Dataset listings of figures:
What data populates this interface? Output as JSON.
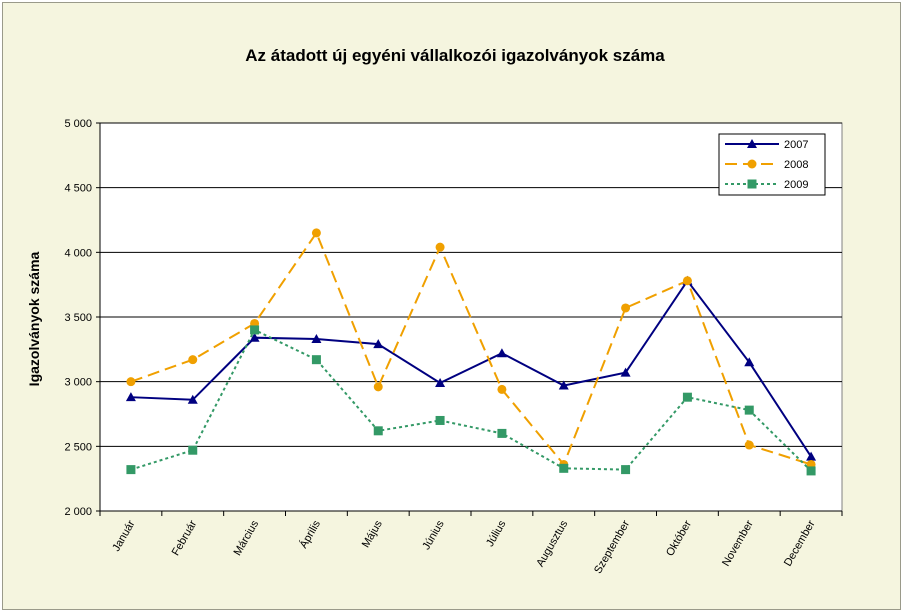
{
  "chart_data": {
    "type": "line",
    "title": "Az átadott új egyéni vállalkozói  igazolványok száma",
    "xlabel": "",
    "ylabel": "Igazolványok száma",
    "categories": [
      "Január",
      "Február",
      "Március",
      "Április",
      "Május",
      "Június",
      "Július",
      "Augusztus",
      "Szeptember",
      "Október",
      "November",
      "December"
    ],
    "ylim": [
      2000,
      5000
    ],
    "yticks": [
      2000,
      2500,
      3000,
      3500,
      4000,
      4500,
      5000
    ],
    "ytick_labels": [
      "2 000",
      "2 500",
      "3 000",
      "3 500",
      "4 000",
      "4 500",
      "5 000"
    ],
    "grid": true,
    "legend_position": "top-right",
    "series": [
      {
        "name": "2007",
        "color": "#000080",
        "marker": "triangle",
        "dash": "solid",
        "values": [
          2880,
          2860,
          3340,
          3330,
          3290,
          2990,
          3220,
          2970,
          3070,
          3780,
          3150,
          2420
        ]
      },
      {
        "name": "2008",
        "color": "#f0a000",
        "marker": "circle",
        "dash": "dashed",
        "values": [
          3000,
          3170,
          3450,
          4150,
          2960,
          4040,
          2940,
          2360,
          3570,
          3780,
          2510,
          2360
        ]
      },
      {
        "name": "2009",
        "color": "#339966",
        "marker": "square",
        "dash": "dotted",
        "values": [
          2320,
          2470,
          3400,
          3170,
          2620,
          2700,
          2600,
          2330,
          2320,
          2880,
          2780,
          2310
        ]
      }
    ]
  }
}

DIRECTION:
Repeat every record precisely. Any picture among them stays out of the copy.

SOLUTION BELOW:
What data populates this interface? Output as JSON.
{
  "chart_data": {
    "type": "line",
    "title": "Az átadott új egyéni vállalkozói  igazolványok száma",
    "xlabel": "",
    "ylabel": "Igazolványok száma",
    "categories": [
      "Január",
      "Február",
      "Március",
      "Április",
      "Május",
      "Június",
      "Július",
      "Augusztus",
      "Szeptember",
      "Október",
      "November",
      "December"
    ],
    "ylim": [
      2000,
      5000
    ],
    "yticks": [
      2000,
      2500,
      3000,
      3500,
      4000,
      4500,
      5000
    ],
    "ytick_labels": [
      "2 000",
      "2 500",
      "3 000",
      "3 500",
      "4 000",
      "4 500",
      "5 000"
    ],
    "grid": true,
    "legend_position": "top-right",
    "series": [
      {
        "name": "2007",
        "color": "#000080",
        "marker": "triangle",
        "dash": "solid",
        "values": [
          2880,
          2860,
          3340,
          3330,
          3290,
          2990,
          3220,
          2970,
          3070,
          3780,
          3150,
          2420
        ]
      },
      {
        "name": "2008",
        "color": "#f0a000",
        "marker": "circle",
        "dash": "dashed",
        "values": [
          3000,
          3170,
          3450,
          4150,
          2960,
          4040,
          2940,
          2360,
          3570,
          3780,
          2510,
          2360
        ]
      },
      {
        "name": "2009",
        "color": "#339966",
        "marker": "square",
        "dash": "dotted",
        "values": [
          2320,
          2470,
          3400,
          3170,
          2620,
          2700,
          2600,
          2330,
          2320,
          2880,
          2780,
          2310
        ]
      }
    ]
  }
}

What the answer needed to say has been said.